#### Alıntı:
Üzerindeki sayılar seri numarasını temsil etmektedir. Gelin biz
de istatistiksel olarak hesap yaparak tank sayısını bulmaya
çalışalım. Örnek sayısının en büyüğüne A, seri
numarasının en büyüğüne B diyecek olursak tank saysının
hesaplamak için şu formülü kullanabiliriz;
(B-1) x (A+1) / A
(83-1) x (5+1) / 5 =
98.4
Bu formüle göre o
sırada üretilen tank sayısı 98 olmalıdır. Savaş sonrasında
tankların üretim sayısının elde edilen kayıtlar doğrultusunda
246 olduğu, istatistikçilerinde 245 tank sayısı hesapladığı
ortaya çıkmıştır. Bu sonuçla da savaşın asıl kazananlarının
istatistikçilerin olduğu söylenebilir. Bu gerçek hikayeden
zekanın etkin kullanımı ile savaşın kaderinin değişebileceğinden
dolayı fazlasıyla etkilendiğimi de söyleyebilirim.
Siz de bundan yola
çıkarak vagonların üzerinde yazan yazılardan kaç adet vagon
olduğunu hesaplama gibi bir alıştırma yapmayı deneyebilirsiniz.

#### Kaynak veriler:
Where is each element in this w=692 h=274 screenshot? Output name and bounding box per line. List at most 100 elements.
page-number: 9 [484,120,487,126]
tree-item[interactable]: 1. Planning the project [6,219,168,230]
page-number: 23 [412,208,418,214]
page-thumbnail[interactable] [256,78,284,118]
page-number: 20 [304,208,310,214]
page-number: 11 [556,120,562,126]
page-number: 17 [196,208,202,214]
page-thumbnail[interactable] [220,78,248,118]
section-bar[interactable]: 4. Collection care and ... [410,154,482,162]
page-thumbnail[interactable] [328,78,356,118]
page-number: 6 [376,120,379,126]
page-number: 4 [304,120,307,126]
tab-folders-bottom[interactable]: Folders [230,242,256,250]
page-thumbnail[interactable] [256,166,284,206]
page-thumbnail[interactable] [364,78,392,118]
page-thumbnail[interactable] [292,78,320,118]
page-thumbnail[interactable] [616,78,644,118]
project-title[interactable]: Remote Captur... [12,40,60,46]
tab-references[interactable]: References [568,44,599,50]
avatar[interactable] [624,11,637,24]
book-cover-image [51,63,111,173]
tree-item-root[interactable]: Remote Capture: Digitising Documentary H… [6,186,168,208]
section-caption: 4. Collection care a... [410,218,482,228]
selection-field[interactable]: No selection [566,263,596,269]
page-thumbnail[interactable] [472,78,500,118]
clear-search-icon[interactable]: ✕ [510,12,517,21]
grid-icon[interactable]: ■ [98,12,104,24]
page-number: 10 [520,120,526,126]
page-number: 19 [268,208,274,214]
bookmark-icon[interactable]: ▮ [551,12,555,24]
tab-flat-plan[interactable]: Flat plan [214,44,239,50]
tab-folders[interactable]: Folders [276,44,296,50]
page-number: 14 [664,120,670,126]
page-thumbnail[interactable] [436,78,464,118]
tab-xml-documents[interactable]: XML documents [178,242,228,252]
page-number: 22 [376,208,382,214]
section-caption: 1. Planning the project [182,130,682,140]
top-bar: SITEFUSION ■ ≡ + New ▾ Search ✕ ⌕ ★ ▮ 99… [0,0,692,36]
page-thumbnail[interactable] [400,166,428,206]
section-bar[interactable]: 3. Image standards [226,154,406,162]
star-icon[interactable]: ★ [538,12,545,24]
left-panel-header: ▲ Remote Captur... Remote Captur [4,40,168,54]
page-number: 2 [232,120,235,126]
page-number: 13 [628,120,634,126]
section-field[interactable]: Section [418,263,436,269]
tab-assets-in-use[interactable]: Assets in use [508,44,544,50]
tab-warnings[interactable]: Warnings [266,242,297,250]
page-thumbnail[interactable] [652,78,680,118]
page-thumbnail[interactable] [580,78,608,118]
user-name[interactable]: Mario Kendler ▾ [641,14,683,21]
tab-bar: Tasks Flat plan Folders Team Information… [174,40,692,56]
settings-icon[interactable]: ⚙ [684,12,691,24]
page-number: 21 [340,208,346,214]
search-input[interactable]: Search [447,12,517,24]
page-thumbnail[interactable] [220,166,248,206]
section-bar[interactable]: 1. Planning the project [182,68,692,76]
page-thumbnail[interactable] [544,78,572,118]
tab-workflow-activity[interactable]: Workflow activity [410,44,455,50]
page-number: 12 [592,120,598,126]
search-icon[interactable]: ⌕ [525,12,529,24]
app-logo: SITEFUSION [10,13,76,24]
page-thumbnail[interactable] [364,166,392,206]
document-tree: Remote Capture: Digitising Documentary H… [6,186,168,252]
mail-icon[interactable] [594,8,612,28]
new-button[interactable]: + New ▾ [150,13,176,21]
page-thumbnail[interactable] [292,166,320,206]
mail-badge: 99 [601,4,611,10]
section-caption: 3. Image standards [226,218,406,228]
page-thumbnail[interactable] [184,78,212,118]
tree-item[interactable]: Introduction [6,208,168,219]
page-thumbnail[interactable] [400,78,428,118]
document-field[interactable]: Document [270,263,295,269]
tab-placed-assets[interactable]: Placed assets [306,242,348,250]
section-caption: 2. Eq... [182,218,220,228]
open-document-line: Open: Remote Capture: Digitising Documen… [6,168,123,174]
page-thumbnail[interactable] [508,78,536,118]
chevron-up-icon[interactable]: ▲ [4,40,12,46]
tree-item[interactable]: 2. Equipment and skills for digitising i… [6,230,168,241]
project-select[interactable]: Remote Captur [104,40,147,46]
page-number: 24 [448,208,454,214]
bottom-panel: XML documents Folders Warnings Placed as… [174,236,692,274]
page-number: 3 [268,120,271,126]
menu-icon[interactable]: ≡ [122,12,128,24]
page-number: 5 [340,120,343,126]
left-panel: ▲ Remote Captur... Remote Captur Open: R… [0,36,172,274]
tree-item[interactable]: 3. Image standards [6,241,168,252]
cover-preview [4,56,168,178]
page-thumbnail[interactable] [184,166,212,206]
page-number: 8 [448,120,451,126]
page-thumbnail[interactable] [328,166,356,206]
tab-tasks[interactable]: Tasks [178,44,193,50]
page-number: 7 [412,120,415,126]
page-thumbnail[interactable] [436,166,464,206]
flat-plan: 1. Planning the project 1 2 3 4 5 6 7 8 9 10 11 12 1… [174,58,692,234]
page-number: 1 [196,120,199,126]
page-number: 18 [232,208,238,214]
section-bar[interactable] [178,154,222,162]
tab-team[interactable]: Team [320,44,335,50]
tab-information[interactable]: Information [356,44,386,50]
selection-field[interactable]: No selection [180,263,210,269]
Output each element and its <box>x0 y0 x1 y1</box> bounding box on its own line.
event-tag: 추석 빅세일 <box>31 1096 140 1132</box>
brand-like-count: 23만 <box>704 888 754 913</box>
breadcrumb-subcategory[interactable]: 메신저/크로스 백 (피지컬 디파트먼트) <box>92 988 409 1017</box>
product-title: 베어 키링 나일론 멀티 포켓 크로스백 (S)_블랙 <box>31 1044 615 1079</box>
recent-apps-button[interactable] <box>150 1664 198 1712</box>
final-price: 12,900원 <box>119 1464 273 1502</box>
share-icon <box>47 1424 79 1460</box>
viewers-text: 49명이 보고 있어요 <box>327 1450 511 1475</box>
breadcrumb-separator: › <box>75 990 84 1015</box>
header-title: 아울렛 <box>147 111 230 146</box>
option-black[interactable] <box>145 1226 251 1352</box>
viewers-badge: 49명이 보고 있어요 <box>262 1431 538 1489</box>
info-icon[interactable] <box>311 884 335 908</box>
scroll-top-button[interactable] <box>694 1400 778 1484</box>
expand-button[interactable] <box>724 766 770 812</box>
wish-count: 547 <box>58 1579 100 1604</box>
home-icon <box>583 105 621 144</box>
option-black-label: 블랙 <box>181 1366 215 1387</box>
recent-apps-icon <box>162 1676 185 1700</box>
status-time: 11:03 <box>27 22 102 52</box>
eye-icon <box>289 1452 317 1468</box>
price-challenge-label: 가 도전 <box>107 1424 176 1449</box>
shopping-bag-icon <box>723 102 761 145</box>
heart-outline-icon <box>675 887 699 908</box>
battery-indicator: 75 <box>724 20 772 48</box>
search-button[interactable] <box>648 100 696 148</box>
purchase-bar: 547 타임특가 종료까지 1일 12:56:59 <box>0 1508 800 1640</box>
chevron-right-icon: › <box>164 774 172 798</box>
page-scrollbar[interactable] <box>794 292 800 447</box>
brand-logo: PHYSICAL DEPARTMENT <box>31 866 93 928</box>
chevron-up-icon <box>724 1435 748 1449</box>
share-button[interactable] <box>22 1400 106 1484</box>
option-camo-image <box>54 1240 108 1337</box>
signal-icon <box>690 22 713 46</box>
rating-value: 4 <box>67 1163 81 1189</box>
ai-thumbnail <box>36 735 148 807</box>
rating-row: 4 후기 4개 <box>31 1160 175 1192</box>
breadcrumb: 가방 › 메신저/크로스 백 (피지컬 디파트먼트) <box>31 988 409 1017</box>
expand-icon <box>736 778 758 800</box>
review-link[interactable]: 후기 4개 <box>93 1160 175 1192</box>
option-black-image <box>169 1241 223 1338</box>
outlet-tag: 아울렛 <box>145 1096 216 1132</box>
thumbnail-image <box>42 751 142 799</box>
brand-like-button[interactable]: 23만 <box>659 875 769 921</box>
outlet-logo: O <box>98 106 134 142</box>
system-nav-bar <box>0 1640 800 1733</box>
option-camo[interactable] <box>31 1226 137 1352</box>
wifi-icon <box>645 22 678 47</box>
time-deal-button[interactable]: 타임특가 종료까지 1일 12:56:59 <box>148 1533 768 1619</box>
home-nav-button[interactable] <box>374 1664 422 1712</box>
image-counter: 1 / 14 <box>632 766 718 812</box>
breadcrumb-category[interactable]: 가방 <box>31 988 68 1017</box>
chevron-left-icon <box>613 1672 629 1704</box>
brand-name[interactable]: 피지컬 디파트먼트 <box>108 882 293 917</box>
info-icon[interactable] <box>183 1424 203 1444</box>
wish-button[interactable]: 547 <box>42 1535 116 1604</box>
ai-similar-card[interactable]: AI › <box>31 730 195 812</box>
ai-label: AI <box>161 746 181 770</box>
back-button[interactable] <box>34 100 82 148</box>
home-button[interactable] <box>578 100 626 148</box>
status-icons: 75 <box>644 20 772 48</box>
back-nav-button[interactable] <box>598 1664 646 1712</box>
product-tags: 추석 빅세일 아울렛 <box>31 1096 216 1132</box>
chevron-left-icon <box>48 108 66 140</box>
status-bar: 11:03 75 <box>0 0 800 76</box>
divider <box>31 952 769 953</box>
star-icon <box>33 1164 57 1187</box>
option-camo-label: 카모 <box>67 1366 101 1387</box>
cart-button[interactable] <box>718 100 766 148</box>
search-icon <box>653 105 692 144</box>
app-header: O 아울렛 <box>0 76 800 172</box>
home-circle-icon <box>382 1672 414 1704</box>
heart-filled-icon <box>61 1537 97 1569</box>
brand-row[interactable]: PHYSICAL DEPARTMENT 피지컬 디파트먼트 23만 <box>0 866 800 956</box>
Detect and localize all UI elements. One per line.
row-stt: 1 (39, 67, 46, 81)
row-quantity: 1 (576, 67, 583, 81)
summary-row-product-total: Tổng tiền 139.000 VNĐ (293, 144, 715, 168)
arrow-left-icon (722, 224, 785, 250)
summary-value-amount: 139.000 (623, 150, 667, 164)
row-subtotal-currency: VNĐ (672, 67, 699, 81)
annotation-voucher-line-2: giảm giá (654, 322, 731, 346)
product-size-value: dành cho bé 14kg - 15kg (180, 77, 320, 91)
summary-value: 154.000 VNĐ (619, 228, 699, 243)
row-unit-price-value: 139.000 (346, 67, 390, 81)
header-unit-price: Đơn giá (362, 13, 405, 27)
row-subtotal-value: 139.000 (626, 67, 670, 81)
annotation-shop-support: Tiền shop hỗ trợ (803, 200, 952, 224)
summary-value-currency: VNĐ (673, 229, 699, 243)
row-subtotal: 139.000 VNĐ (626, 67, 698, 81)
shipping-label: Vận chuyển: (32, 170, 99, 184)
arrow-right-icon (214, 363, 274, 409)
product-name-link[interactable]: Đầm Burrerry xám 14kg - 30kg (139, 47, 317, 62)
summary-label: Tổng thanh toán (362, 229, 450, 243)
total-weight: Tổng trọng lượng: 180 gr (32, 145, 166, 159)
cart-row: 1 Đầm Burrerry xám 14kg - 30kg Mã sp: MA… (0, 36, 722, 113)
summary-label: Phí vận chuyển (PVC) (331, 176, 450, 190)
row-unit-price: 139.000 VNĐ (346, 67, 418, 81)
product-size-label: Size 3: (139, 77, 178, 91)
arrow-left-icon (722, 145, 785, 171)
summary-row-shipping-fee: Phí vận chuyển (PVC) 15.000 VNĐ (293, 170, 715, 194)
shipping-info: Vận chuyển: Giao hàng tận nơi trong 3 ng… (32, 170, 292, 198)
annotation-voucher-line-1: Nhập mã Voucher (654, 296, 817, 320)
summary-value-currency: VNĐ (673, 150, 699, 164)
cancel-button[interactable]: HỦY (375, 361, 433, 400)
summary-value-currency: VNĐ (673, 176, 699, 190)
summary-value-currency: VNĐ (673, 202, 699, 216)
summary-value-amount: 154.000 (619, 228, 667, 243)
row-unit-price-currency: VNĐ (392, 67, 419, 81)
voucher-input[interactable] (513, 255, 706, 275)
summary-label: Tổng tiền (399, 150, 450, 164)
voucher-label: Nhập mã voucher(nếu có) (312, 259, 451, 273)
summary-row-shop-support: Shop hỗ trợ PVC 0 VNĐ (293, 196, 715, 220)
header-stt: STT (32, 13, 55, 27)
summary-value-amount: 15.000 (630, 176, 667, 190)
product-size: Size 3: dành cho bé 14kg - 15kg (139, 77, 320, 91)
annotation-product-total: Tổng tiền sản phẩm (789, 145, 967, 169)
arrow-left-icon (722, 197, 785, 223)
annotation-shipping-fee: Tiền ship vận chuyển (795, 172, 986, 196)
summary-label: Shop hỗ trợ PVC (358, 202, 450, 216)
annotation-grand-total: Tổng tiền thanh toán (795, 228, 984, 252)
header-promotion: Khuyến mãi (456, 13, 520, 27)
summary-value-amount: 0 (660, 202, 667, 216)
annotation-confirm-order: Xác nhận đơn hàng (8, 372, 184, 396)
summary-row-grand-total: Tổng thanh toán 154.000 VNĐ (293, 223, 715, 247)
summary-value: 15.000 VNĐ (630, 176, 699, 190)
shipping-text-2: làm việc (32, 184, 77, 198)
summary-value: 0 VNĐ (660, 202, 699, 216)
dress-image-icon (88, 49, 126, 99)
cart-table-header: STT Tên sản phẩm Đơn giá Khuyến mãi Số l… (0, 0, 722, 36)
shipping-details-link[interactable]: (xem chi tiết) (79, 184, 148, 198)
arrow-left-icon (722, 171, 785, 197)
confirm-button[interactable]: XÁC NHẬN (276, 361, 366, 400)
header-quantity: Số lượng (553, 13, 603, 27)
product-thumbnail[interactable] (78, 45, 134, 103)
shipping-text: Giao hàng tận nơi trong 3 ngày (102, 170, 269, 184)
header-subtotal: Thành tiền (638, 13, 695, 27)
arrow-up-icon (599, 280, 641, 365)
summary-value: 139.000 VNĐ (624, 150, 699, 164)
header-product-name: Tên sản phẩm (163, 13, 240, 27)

#### Yazılı Görevler:
• 1. Tank sayısı hesabıyla ilgili alıntıya göre, savaş sonrasında elde edilen kayıtlarda üretilen tank sayısı kaç çıkmıştır?
• 2. Tank sayısı hesabıyla ilgili alıntıyı son cümlesinden sonra sürdürün.
Girdiler, alıntıdan ayrı, bağımsız bir malzemedir.

#### Problemlerin Cevapları:
• 1. 246.

• 2.
Bu hafta GenKök'te yine çok
şey öğrendik ama benim için haftaya imzasını attıran Bayes
İstatistiği idi.
Lindley’in şu sözleriyle bitirmek istiyorum;
“Etrafımız
belirsizliklerle sarılmıştır ve bu belirsizlikler hayatımızda
hakim bir rol oynamaktadır. Bayesyen paradigma olasılık sayesinde
onları anlamaya, idare ve kontrol etmeye ... yarayan güçlü bir
araç sağlar.”
Belirsizliklerin
olasılıklarla anlamlandırıldığı ve böylece belirsizliklerin
üzerimizdeki yadsınamaz korkularını uzaklaştırdığımız nice
istatistiksel günler dilerim,
Yolda kalın!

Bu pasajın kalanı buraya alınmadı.